REQUIREMENT:
Your task is to copy the listing exactly, with the pictures left out.

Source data
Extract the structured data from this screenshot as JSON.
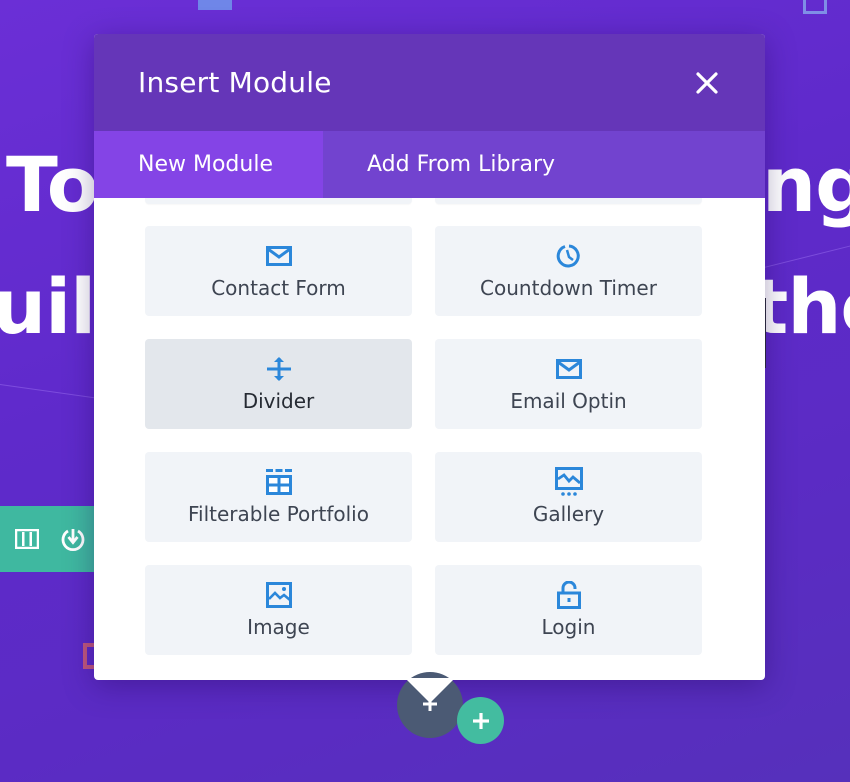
{
  "background": {
    "hero_line_1_left": "To",
    "hero_line_1_right": "nge",
    "hero_line_2_left": "uil",
    "hero_line_2_right": "the"
  },
  "modal": {
    "title": "Insert Module",
    "close_icon": "close-icon",
    "tabs": [
      {
        "label": "New Module",
        "active": true
      },
      {
        "label": "Add From Library",
        "active": false
      }
    ],
    "modules": [
      {
        "label": "Contact Form",
        "icon": "envelope-icon",
        "hover": false
      },
      {
        "label": "Countdown Timer",
        "icon": "timer-icon",
        "hover": false
      },
      {
        "label": "Divider",
        "icon": "divider-icon",
        "hover": true
      },
      {
        "label": "Email Optin",
        "icon": "envelope-icon",
        "hover": false
      },
      {
        "label": "Filterable Portfolio",
        "icon": "filterable-portfolio-icon",
        "hover": false
      },
      {
        "label": "Gallery",
        "icon": "gallery-icon",
        "hover": false
      },
      {
        "label": "Image",
        "icon": "image-icon",
        "hover": false
      },
      {
        "label": "Login",
        "icon": "unlock-icon",
        "hover": false
      }
    ]
  },
  "colors": {
    "header": "#6536b8",
    "tabs_bar": "#7243cf",
    "active_tab": "#8444e6",
    "icon_blue": "#2b87da",
    "teal": "#43bca0",
    "dark_button": "#4b5a74"
  }
}
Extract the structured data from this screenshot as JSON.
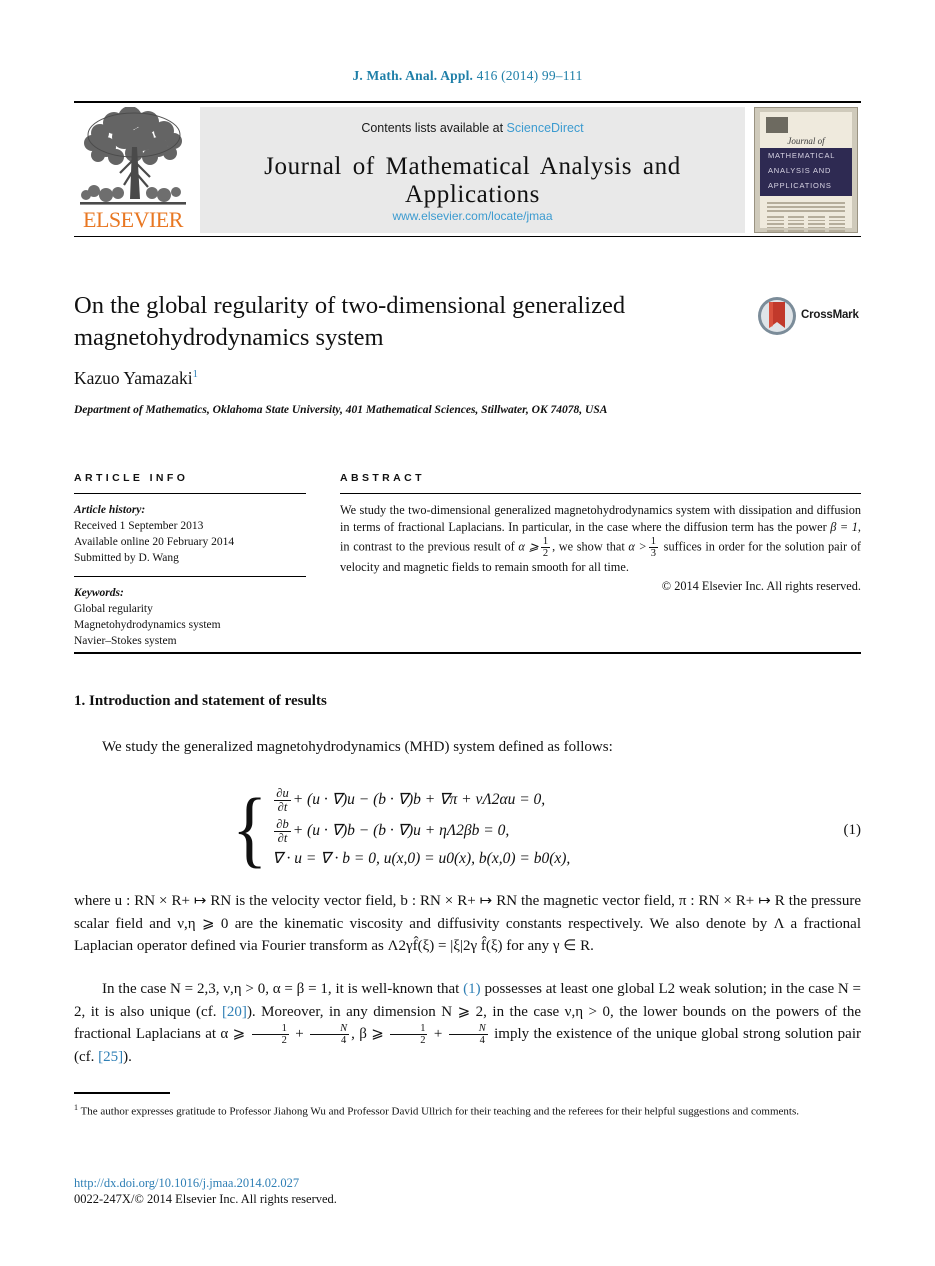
{
  "running_head": {
    "journal_abbrev": "J. Math. Anal. Appl.",
    "volume_year_pages": "416 (2014) 99–111"
  },
  "masthead": {
    "contents_prefix": "Contents lists available at",
    "sciencedirect": "ScienceDirect",
    "journal_name": "Journal of Mathematical Analysis and Applications",
    "journal_url": "www.elsevier.com/locate/jmaa",
    "publisher_wordmark": "ELSEVIER",
    "cover": {
      "journal_of": "Journal of",
      "band_line1": "MATHEMATICAL",
      "band_line2": "ANALYSIS AND",
      "band_line3": "APPLICATIONS"
    }
  },
  "article": {
    "title": "On the global regularity of two-dimensional generalized magnetohydrodynamics system",
    "author": "Kazuo Yamazaki",
    "author_footnote_marker": "1",
    "affiliation": "Department of Mathematics, Oklahoma State University, 401 Mathematical Sciences, Stillwater, OK 74078, USA",
    "crossmark_label": "CrossMark"
  },
  "info": {
    "heading": "ARTICLE INFO",
    "history_label": "Article history:",
    "history": [
      "Received 1 September 2013",
      "Available online 20 February 2014",
      "Submitted by D. Wang"
    ],
    "keywords_label": "Keywords:",
    "keywords": [
      "Global regularity",
      "Magnetohydrodynamics system",
      "Navier–Stokes system"
    ]
  },
  "abstract": {
    "heading": "ABSTRACT",
    "part1": "We study the two-dimensional generalized magnetohydrodynamics system with dissipation and diffusion in terms of fractional Laplacians. In particular, in the case where the diffusion term has the power ",
    "beta_eq": "β = 1",
    "part2": ", in contrast to the previous result of ",
    "alpha_ge": "α ⩾",
    "frac_half_num": "1",
    "frac_half_den": "2",
    "part3": ", we show that ",
    "alpha_gt": "α >",
    "frac_third_num": "1",
    "frac_third_den": "3",
    "part4": " suffices in order for the solution pair of velocity and magnetic fields to remain smooth for all time.",
    "copyright": "© 2014 Elsevier Inc. All rights reserved."
  },
  "body": {
    "section_number": "1.",
    "section_title": "Introduction and statement of results",
    "para1": "We study the generalized magnetohydrodynamics (MHD) system defined as follows:",
    "equation": {
      "number": "(1)",
      "line1_frac_num": "∂u",
      "line1_frac_den": "∂t",
      "line1_rest": "+ (u · ∇)u − (b · ∇)b + ∇π + νΛ2αu = 0,",
      "line2_frac_num": "∂b",
      "line2_frac_den": "∂t",
      "line2_rest": "+ (u · ∇)b − (b · ∇)u + ηΛ2βb = 0,",
      "line3": "∇ · u = ∇ · b = 0,    u(x,0) = u0(x), b(x,0) = b0(x),"
    },
    "para2_a": "where u : R",
    "para2": "where u : RN × R+ ↦ RN is the velocity vector field, b : RN × R+ ↦ RN the magnetic vector field, π : RN × R+ ↦ R the pressure scalar field and ν,η ⩾ 0 are the kinematic viscosity and diffusivity constants respectively. We also denote by Λ a fractional Laplacian operator defined via Fourier transform as Λ2γf̂(ξ) = |ξ|2γ f̂(ξ) for any γ ∈ R.",
    "para3_s1": "In the case N = 2,3, ν,η > 0, α = β = 1, it is well-known that ",
    "para3_cite1": "(1)",
    "para3_s2": " possesses at least one global L2 weak solution; in the case N = 2, it is also unique (cf. ",
    "para3_cite2": "[20]",
    "para3_s3": "). Moreover, in any dimension N ⩾ 2, in the case ν,η > 0, the lower bounds on the powers of the fractional Laplacians at α ⩾ ",
    "para3_s4": " + ",
    "para3_s5": ", β ⩾ ",
    "para3_s6": " imply the existence of the unique global strong solution pair (cf. ",
    "para3_cite3": "[25]",
    "para3_s7": ")."
  },
  "footnote": {
    "marker": "1",
    "text": "The author expresses gratitude to Professor Jiahong Wu and Professor David Ullrich for their teaching and the referees for their helpful suggestions and comments."
  },
  "footer": {
    "doi": "http://dx.doi.org/10.1016/j.jmaa.2014.02.027",
    "copyright": "0022-247X/© 2014 Elsevier Inc. All rights reserved."
  },
  "colors": {
    "link_blue": "#2f7fb5",
    "sciencedirect_blue": "#3c9bd0",
    "elsevier_orange": "#E87722",
    "cover_navy": "#2e2a52"
  }
}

COMPLETED TASK:
Extract the structured data from this screenshot as JSON.
{
  "background": {
    "hero_line_1_left": "To",
    "hero_line_1_right": "nge",
    "hero_line_2_left": "uil",
    "hero_line_2_right": "the"
  },
  "modal": {
    "title": "Insert Module",
    "close_icon": "close-icon",
    "tabs": [
      {
        "label": "New Module",
        "active": true
      },
      {
        "label": "Add From Library",
        "active": false
      }
    ],
    "modules": [
      {
        "label": "Contact Form",
        "icon": "envelope-icon",
        "hover": false
      },
      {
        "label": "Countdown Timer",
        "icon": "timer-icon",
        "hover": false
      },
      {
        "label": "Divider",
        "icon": "divider-icon",
        "hover": true
      },
      {
        "label": "Email Optin",
        "icon": "envelope-icon",
        "hover": false
      },
      {
        "label": "Filterable Portfolio",
        "icon": "filterable-portfolio-icon",
        "hover": false
      },
      {
        "label": "Gallery",
        "icon": "gallery-icon",
        "hover": false
      },
      {
        "label": "Image",
        "icon": "image-icon",
        "hover": false
      },
      {
        "label": "Login",
        "icon": "unlock-icon",
        "hover": false
      }
    ]
  },
  "colors": {
    "header": "#6536b8",
    "tabs_bar": "#7243cf",
    "active_tab": "#8444e6",
    "icon_blue": "#2b87da",
    "teal": "#43bca0",
    "dark_button": "#4b5a74"
  }
}
Extract the structured data from this screenshot as JSON.
{
  "running_head": {
    "journal_abbrev": "J. Math. Anal. Appl.",
    "volume_year_pages": "416 (2014) 99–111"
  },
  "masthead": {
    "contents_prefix": "Contents lists available at",
    "sciencedirect": "ScienceDirect",
    "journal_name": "Journal of Mathematical Analysis and Applications",
    "journal_url": "www.elsevier.com/locate/jmaa",
    "publisher_wordmark": "ELSEVIER",
    "cover": {
      "journal_of": "Journal of",
      "band_line1": "MATHEMATICAL",
      "band_line2": "ANALYSIS AND",
      "band_line3": "APPLICATIONS"
    }
  },
  "article": {
    "title": "On the global regularity of two-dimensional generalized magnetohydrodynamics system",
    "author": "Kazuo Yamazaki",
    "author_footnote_marker": "1",
    "affiliation": "Department of Mathematics, Oklahoma State University, 401 Mathematical Sciences, Stillwater, OK 74078, USA",
    "crossmark_label": "CrossMark"
  },
  "info": {
    "heading": "ARTICLE INFO",
    "history_label": "Article history:",
    "history": [
      "Received 1 September 2013",
      "Available online 20 February 2014",
      "Submitted by D. Wang"
    ],
    "keywords_label": "Keywords:",
    "keywords": [
      "Global regularity",
      "Magnetohydrodynamics system",
      "Navier–Stokes system"
    ]
  },
  "abstract": {
    "heading": "ABSTRACT",
    "part1": "We study the two-dimensional generalized magnetohydrodynamics system with dissipation and diffusion in terms of fractional Laplacians. In particular, in the case where the diffusion term has the power ",
    "beta_eq": "β = 1",
    "part2": ", in contrast to the previous result of ",
    "alpha_ge": "α ⩾",
    "frac_half_num": "1",
    "frac_half_den": "2",
    "part3": ", we show that ",
    "alpha_gt": "α >",
    "frac_third_num": "1",
    "frac_third_den": "3",
    "part4": " suffices in order for the solution pair of velocity and magnetic fields to remain smooth for all time.",
    "copyright": "© 2014 Elsevier Inc. All rights reserved."
  },
  "body": {
    "section_number": "1.",
    "section_title": "Introduction and statement of results",
    "para1": "We study the generalized magnetohydrodynamics (MHD) system defined as follows:",
    "equation": {
      "number": "(1)",
      "line1_frac_num": "∂u",
      "line1_frac_den": "∂t",
      "line1_rest": "+ (u · ∇)u − (b · ∇)b + ∇π + νΛ2αu = 0,",
      "line2_frac_num": "∂b",
      "line2_frac_den": "∂t",
      "line2_rest": "+ (u · ∇)b − (b · ∇)u + ηΛ2βb = 0,",
      "line3": "∇ · u = ∇ · b = 0,    u(x,0) = u0(x), b(x,0) = b0(x),"
    },
    "para2_a": "where u : R",
    "para2": "where u : RN × R+ ↦ RN is the velocity vector field, b : RN × R+ ↦ RN the magnetic vector field, π : RN × R+ ↦ R the pressure scalar field and ν,η ⩾ 0 are the kinematic viscosity and diffusivity constants respectively. We also denote by Λ a fractional Laplacian operator defined via Fourier transform as Λ2γf̂(ξ) = |ξ|2γ f̂(ξ) for any γ ∈ R.",
    "para3_s1": "In the case N = 2,3, ν,η > 0, α = β = 1, it is well-known that ",
    "para3_cite1": "(1)",
    "para3_s2": " possesses at least one global L2 weak solution; in the case N = 2, it is also unique (cf. ",
    "para3_cite2": "[20]",
    "para3_s3": "). Moreover, in any dimension N ⩾ 2, in the case ν,η > 0, the lower bounds on the powers of the fractional Laplacians at α ⩾ ",
    "para3_s4": " + ",
    "para3_s5": ", β ⩾ ",
    "para3_s6": " imply the existence of the unique global strong solution pair (cf. ",
    "para3_cite3": "[25]",
    "para3_s7": ")."
  },
  "footnote": {
    "marker": "1",
    "text": "The author expresses gratitude to Professor Jiahong Wu and Professor David Ullrich for their teaching and the referees for their helpful suggestions and comments."
  },
  "footer": {
    "doi": "http://dx.doi.org/10.1016/j.jmaa.2014.02.027",
    "copyright": "0022-247X/© 2014 Elsevier Inc. All rights reserved."
  },
  "colors": {
    "link_blue": "#2f7fb5",
    "sciencedirect_blue": "#3c9bd0",
    "elsevier_orange": "#E87722",
    "cover_navy": "#2e2a52"
  }
}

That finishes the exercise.